[START]

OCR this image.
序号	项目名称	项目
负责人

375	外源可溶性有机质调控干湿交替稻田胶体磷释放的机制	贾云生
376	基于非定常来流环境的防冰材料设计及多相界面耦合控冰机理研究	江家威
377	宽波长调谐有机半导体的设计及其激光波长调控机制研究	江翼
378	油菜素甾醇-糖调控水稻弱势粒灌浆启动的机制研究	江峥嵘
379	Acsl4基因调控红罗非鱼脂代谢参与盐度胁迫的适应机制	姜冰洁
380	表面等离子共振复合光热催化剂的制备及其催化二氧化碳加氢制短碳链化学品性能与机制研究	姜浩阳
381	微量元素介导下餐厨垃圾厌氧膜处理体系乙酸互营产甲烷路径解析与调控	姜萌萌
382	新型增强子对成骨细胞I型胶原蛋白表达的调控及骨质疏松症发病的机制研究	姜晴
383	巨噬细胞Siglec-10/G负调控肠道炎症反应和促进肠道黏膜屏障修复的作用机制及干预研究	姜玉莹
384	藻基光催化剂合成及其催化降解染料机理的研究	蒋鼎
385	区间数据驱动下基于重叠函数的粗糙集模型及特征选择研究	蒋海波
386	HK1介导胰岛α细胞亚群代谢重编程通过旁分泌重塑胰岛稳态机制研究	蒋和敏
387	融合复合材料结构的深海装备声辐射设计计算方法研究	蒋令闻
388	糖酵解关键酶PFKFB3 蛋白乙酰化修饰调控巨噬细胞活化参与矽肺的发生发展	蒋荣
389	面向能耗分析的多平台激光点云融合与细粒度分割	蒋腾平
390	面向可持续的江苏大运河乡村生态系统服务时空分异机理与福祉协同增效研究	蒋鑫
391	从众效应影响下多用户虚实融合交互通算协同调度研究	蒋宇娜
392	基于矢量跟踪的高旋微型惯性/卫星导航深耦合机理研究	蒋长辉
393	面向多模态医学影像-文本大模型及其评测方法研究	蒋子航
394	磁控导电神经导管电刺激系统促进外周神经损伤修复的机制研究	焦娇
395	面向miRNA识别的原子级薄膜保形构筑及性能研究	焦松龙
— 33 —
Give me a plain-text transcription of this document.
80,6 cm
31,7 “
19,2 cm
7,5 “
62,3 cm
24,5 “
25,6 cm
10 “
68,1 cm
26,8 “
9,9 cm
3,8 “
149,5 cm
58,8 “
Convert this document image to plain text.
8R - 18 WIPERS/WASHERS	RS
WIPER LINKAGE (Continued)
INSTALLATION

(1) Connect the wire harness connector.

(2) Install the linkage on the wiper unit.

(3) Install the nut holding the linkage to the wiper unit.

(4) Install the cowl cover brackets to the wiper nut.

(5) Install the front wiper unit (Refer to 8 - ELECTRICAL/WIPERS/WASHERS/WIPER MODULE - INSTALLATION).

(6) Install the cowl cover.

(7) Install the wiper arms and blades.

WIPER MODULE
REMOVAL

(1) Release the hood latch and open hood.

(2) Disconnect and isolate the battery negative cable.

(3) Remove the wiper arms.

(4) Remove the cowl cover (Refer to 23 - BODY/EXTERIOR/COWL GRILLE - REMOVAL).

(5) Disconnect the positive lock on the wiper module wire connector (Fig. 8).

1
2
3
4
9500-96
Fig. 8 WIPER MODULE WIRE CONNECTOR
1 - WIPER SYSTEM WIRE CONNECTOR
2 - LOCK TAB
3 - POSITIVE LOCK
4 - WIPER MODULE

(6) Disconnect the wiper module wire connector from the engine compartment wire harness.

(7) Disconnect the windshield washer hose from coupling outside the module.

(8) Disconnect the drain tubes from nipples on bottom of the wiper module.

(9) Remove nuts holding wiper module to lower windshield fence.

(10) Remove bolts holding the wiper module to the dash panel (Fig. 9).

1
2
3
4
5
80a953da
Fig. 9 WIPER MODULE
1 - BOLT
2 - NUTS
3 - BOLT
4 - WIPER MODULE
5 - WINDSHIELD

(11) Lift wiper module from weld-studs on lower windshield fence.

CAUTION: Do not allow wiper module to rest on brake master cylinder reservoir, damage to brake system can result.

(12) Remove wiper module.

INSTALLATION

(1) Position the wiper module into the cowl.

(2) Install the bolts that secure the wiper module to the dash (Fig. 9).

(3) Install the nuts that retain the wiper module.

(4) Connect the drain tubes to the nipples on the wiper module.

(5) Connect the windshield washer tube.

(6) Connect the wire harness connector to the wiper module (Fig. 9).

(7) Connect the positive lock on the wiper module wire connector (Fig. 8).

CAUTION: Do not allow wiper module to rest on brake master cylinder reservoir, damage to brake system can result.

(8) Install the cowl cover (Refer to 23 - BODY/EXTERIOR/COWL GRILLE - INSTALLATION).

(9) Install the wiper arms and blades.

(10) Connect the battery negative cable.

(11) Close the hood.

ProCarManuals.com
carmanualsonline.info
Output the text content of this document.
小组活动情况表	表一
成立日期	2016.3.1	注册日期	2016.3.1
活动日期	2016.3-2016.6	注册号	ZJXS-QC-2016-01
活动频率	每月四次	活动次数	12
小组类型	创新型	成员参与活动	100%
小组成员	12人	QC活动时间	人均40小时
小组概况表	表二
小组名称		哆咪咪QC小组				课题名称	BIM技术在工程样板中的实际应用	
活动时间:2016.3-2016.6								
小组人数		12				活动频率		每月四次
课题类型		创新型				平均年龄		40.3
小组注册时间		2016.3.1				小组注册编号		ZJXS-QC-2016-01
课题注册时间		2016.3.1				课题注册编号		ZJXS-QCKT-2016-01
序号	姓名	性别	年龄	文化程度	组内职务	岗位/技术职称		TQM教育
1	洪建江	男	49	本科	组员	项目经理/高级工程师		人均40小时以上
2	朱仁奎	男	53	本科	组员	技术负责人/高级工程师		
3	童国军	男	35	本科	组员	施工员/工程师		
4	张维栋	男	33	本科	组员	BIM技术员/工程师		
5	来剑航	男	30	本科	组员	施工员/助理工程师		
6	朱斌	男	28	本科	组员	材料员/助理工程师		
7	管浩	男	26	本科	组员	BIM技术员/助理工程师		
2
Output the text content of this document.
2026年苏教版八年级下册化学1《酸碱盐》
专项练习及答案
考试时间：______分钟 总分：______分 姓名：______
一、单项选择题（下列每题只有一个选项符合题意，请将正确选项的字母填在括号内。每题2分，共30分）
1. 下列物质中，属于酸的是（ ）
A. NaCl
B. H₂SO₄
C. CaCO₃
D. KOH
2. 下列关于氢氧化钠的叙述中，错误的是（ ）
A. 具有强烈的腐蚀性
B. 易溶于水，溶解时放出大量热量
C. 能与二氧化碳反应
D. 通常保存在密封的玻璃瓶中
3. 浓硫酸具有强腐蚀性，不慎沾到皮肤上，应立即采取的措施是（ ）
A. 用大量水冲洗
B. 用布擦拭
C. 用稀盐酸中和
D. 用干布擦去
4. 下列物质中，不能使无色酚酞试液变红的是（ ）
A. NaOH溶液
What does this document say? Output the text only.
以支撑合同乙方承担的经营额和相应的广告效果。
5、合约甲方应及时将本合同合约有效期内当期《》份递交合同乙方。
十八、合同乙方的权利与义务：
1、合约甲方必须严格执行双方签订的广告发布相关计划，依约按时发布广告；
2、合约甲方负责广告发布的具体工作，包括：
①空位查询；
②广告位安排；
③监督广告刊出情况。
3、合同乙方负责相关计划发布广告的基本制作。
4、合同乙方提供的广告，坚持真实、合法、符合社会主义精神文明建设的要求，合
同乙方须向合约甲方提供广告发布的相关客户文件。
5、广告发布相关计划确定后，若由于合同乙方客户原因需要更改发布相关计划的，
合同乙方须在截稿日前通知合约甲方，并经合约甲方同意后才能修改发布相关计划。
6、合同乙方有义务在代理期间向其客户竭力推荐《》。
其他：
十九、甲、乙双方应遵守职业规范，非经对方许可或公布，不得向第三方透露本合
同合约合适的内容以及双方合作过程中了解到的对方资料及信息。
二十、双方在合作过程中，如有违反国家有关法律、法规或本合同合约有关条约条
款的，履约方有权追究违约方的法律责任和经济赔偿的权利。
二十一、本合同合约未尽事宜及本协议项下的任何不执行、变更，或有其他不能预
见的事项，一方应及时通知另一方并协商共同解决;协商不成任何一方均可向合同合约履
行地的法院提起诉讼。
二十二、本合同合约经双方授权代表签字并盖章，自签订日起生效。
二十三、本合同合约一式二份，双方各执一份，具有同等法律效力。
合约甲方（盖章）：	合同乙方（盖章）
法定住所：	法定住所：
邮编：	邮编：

[END]

The exercise — Check every line of the data, and copy the ones that contain "from".

Finished answer —
(6) Disconnect the wiper module wire connector from the engine compartment wire harness.
(7) Disconnect the windshield washer hose from coupling outside the module.
(8) Disconnect the drain tubes from nipples on bottom of the wiper module.
(11) Lift wiper module from weld-studs on lower windshield fence.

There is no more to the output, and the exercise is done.